• WHAT YOU SHOULD DO
In the listing that follows, how many lines contain the string "icon"? Provide only the number.

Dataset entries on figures
┏━━

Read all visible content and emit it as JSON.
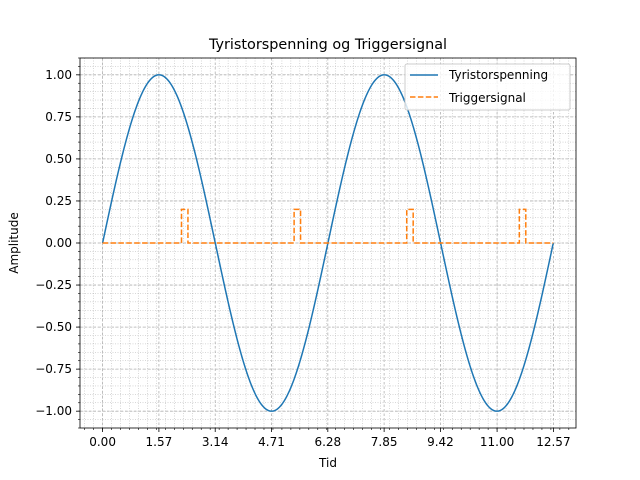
{
  "chart_data": {
    "type": "line",
    "title": "Tyristorspenning og Triggersignal",
    "xlabel": "Tid",
    "ylabel": "Amplitude",
    "xlim": [
      -0.63,
      13.2
    ],
    "ylim": [
      -1.1,
      1.1
    ],
    "xticks": [
      0,
      1.57,
      3.14,
      4.71,
      6.28,
      7.85,
      9.42,
      11.0,
      12.57
    ],
    "xtick_labels": [
      "0.00",
      "1.57",
      "3.14",
      "4.71",
      "6.28",
      "7.85",
      "9.42",
      "11.00",
      "12.57"
    ],
    "yticks": [
      -1.0,
      -0.75,
      -0.5,
      -0.25,
      0.0,
      0.25,
      0.5,
      0.75,
      1.0
    ],
    "ytick_labels": [
      "−1.00",
      "−0.75",
      "−0.50",
      "−0.25",
      "0.00",
      "0.25",
      "0.50",
      "0.75",
      "1.00"
    ],
    "grid": true,
    "minor_grid": true,
    "legend_position": "top-right",
    "series": [
      {
        "name": "Tyristorspenning",
        "style": "solid",
        "color": "#1f77b4",
        "function": "sin",
        "x_range": [
          0,
          12.566
        ]
      },
      {
        "name": "Triggersignal",
        "style": "dashed",
        "color": "#ff7f0e",
        "baseline": 0.0,
        "pulse_height": 0.2,
        "pulses": [
          [
            2.2,
            2.38
          ],
          [
            5.34,
            5.52
          ],
          [
            8.48,
            8.66
          ],
          [
            11.62,
            11.8
          ]
        ],
        "x_range": [
          0,
          12.566
        ]
      }
    ]
  }
}
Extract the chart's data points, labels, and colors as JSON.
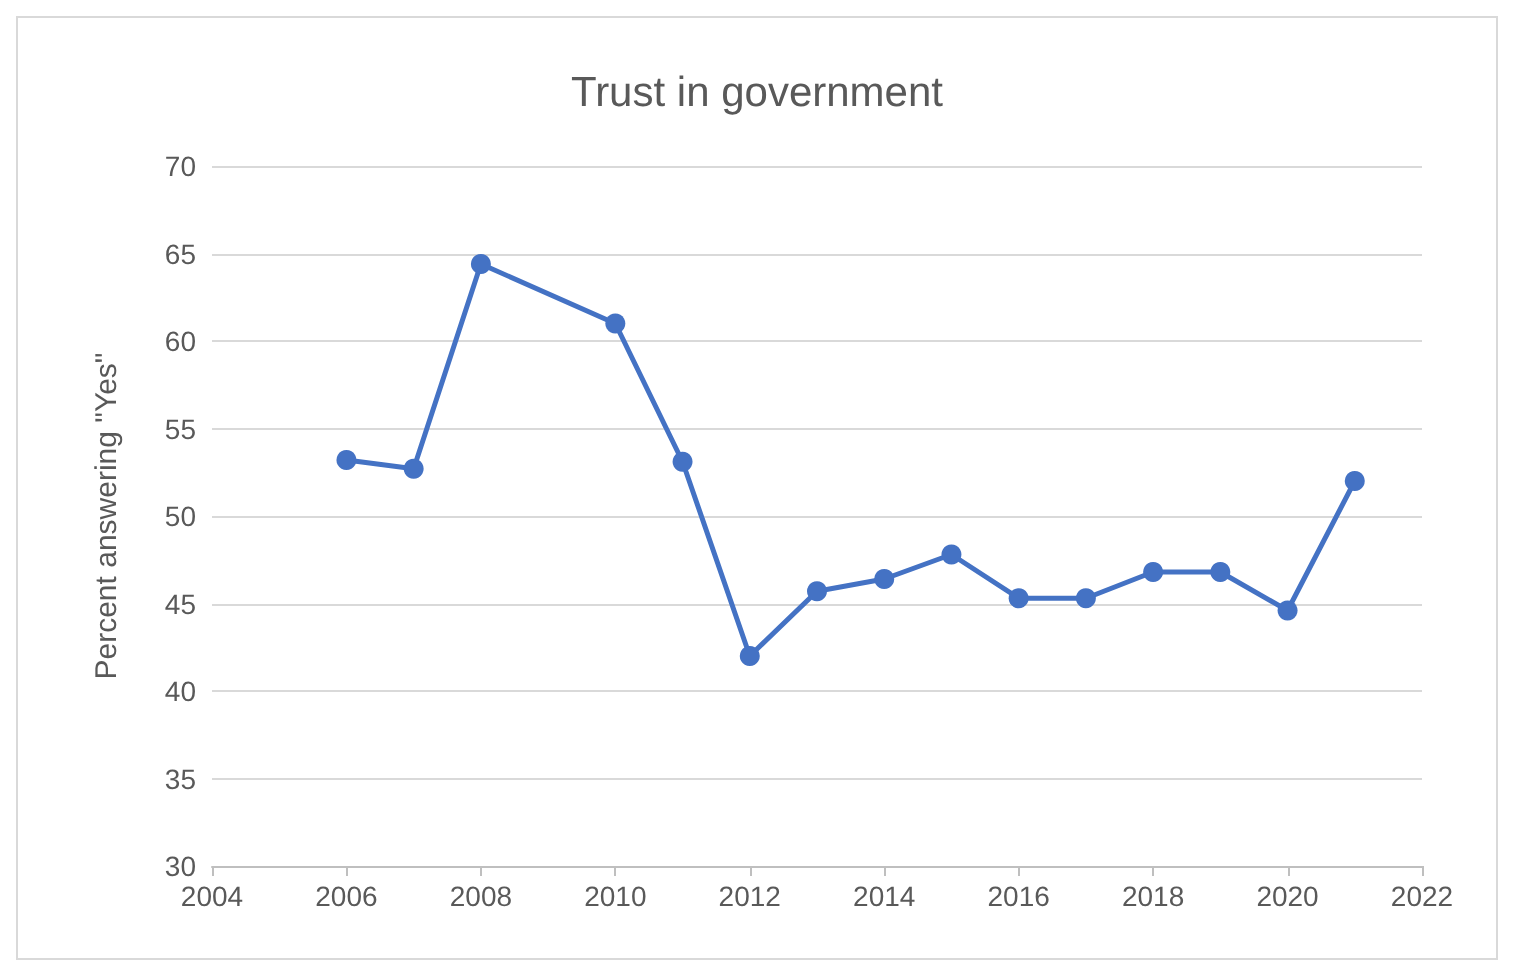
{
  "chart_data": {
    "type": "line",
    "title": "Trust in government",
    "ylabel": "Percent answering \"Yes\"",
    "x": [
      2006,
      2007,
      2008,
      2010,
      2011,
      2012,
      2013,
      2014,
      2015,
      2016,
      2017,
      2018,
      2019,
      2020,
      2021
    ],
    "series": [
      {
        "color": "#4472c4",
        "values": [
          53.2,
          52.7,
          64.4,
          61,
          53.1,
          42,
          45.7,
          46.4,
          47.8,
          45.3,
          45.3,
          46.8,
          46.8,
          44.6,
          52
        ]
      }
    ],
    "xlim": [
      2004,
      2022
    ],
    "xticks": [
      2004,
      2006,
      2008,
      2010,
      2012,
      2014,
      2016,
      2018,
      2020,
      2022
    ],
    "ylim": [
      30,
      70
    ],
    "yticks": [
      30,
      35,
      40,
      45,
      50,
      55,
      60,
      65,
      70
    ],
    "grid": "y",
    "marker": "circle",
    "line_style": "solid"
  }
}
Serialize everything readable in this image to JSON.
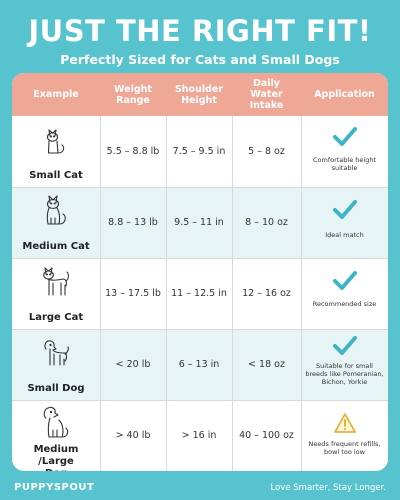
{
  "header": {
    "title": "JUST THE RIGHT FIT!",
    "subtitle": "Perfectly Sized for Cats and Small Dogs"
  },
  "table": {
    "columns": [
      "Example",
      "Weight Range",
      "Shoulder Height",
      "Daily Water Intake",
      "Application"
    ],
    "rows": [
      {
        "example": "Small Cat",
        "icon": "small-cat-icon",
        "weight": "5.5 – 8.8 lb",
        "height": "7.5 – 9.5 in",
        "water": "5 – 8 oz",
        "status": "check",
        "note": "Comfortable height suitable"
      },
      {
        "example": "Medium Cat",
        "icon": "medium-cat-icon",
        "weight": "8.8 – 13 lb",
        "height": "9.5 – 11 in",
        "water": "8 – 10 oz",
        "status": "check",
        "note": "Ideal match"
      },
      {
        "example": "Large Cat",
        "icon": "large-cat-icon",
        "weight": "13 – 17.5 lb",
        "height": "11 – 12.5 in",
        "water": "12 – 16 oz",
        "status": "check",
        "note": "Recommended size"
      },
      {
        "example": "Small Dog",
        "icon": "small-dog-icon",
        "weight": "< 20 lb",
        "height": "6 – 13 in",
        "water": "< 18 oz",
        "status": "check",
        "note": "Suitable for small breeds like Pomeranian, Bichon, Yorkie"
      },
      {
        "example": "Medium /Large Dog",
        "icon": "large-dog-icon",
        "weight": "> 40 lb",
        "height": "> 16 in",
        "water": "40 – 100 oz",
        "status": "warning",
        "note": "Needs frequent refills, bowl too low"
      }
    ]
  },
  "footer": {
    "brand": "PUPPYSPOUT",
    "slogan": "Love Smarter, Stay Longer."
  },
  "colors": {
    "background": "#56c3cf",
    "header_row": "#f0a896",
    "alt_row": "#e6f4f6",
    "check": "#3fb4c4",
    "warning": "#e8b23a"
  }
}
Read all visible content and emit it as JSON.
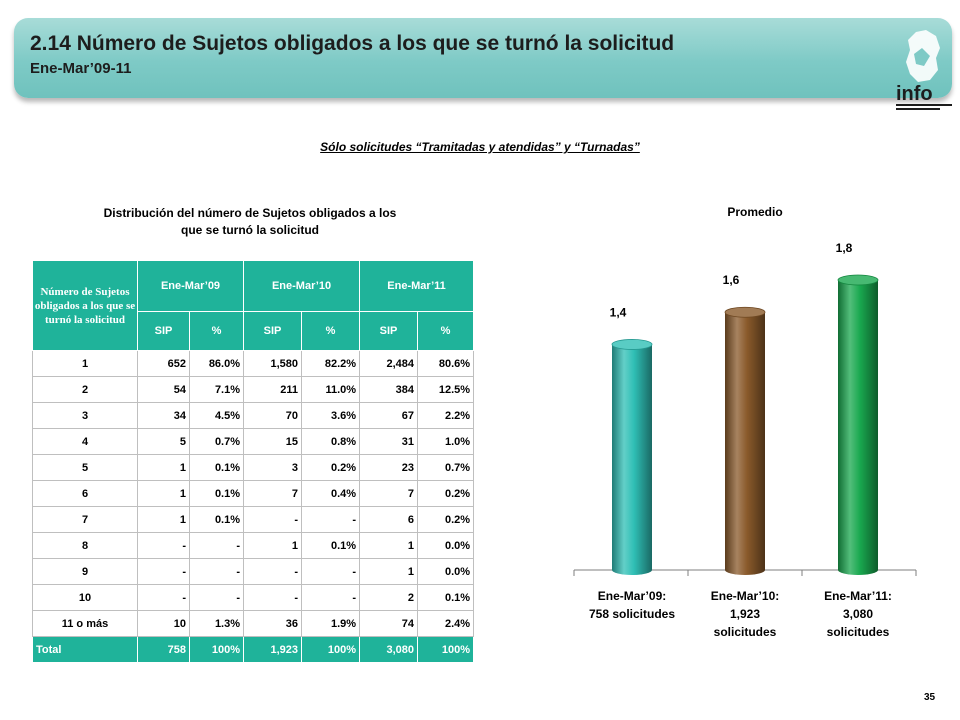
{
  "header": {
    "title": "2.14 Número de Sujetos obligados a los que se turnó la solicitud",
    "subtitle": "Ene-Mar’09-11",
    "logo_text": "info"
  },
  "note": "Sólo solicitudes “Tramitadas y atendidas” y “Turnadas”",
  "table": {
    "title": "Distribución del número de Sujetos obligados a los que se turnó la solicitud",
    "corner_header": "Número de Sujetos obligados a los que se turnó la solicitud",
    "periods": [
      "Ene-Mar’09",
      "Ene-Mar’10",
      "Ene-Mar’11"
    ],
    "sub_headers": [
      "SIP",
      "%",
      "SIP",
      "%",
      "SIP",
      "%"
    ],
    "rows": [
      [
        "1",
        "652",
        "86.0%",
        "1,580",
        "82.2%",
        "2,484",
        "80.6%"
      ],
      [
        "2",
        "54",
        "7.1%",
        "211",
        "11.0%",
        "384",
        "12.5%"
      ],
      [
        "3",
        "34",
        "4.5%",
        "70",
        "3.6%",
        "67",
        "2.2%"
      ],
      [
        "4",
        "5",
        "0.7%",
        "15",
        "0.8%",
        "31",
        "1.0%"
      ],
      [
        "5",
        "1",
        "0.1%",
        "3",
        "0.2%",
        "23",
        "0.7%"
      ],
      [
        "6",
        "1",
        "0.1%",
        "7",
        "0.4%",
        "7",
        "0.2%"
      ],
      [
        "7",
        "1",
        "0.1%",
        "-",
        "-",
        "6",
        "0.2%"
      ],
      [
        "8",
        "-",
        "-",
        "1",
        "0.1%",
        "1",
        "0.0%"
      ],
      [
        "9",
        "-",
        "-",
        "-",
        "-",
        "1",
        "0.0%"
      ],
      [
        "10",
        "-",
        "-",
        "-",
        "-",
        "2",
        "0.1%"
      ],
      [
        "11 o más",
        "10",
        "1.3%",
        "36",
        "1.9%",
        "74",
        "2.4%"
      ]
    ],
    "total": [
      "Total",
      "758",
      "100%",
      "1,923",
      "100%",
      "3,080",
      "100%"
    ]
  },
  "chart_data": {
    "type": "bar",
    "title": "Promedio",
    "categories": [
      "Ene-Mar’09: 758 solicitudes",
      "Ene-Mar’10: 1,923 solicitudes",
      "Ene-Mar’11: 3,080 solicitudes"
    ],
    "category_lines": [
      [
        "Ene-Mar’09:",
        "758 solicitudes"
      ],
      [
        "Ene-Mar’10:",
        "1,923",
        "solicitudes"
      ],
      [
        "Ene-Mar’11:",
        "3,080",
        "solicitudes"
      ]
    ],
    "values": [
      1.4,
      1.6,
      1.8
    ],
    "data_labels": [
      "1,4",
      "1,6",
      "1,8"
    ],
    "colors": [
      "#2fbfb5",
      "#8a5a2b",
      "#19a84f"
    ],
    "ylim": [
      0,
      1.8
    ],
    "grid": false,
    "legend": "none"
  },
  "page_number": "35"
}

┗━━

• OUTPUT FOR THIS EXERCISE
5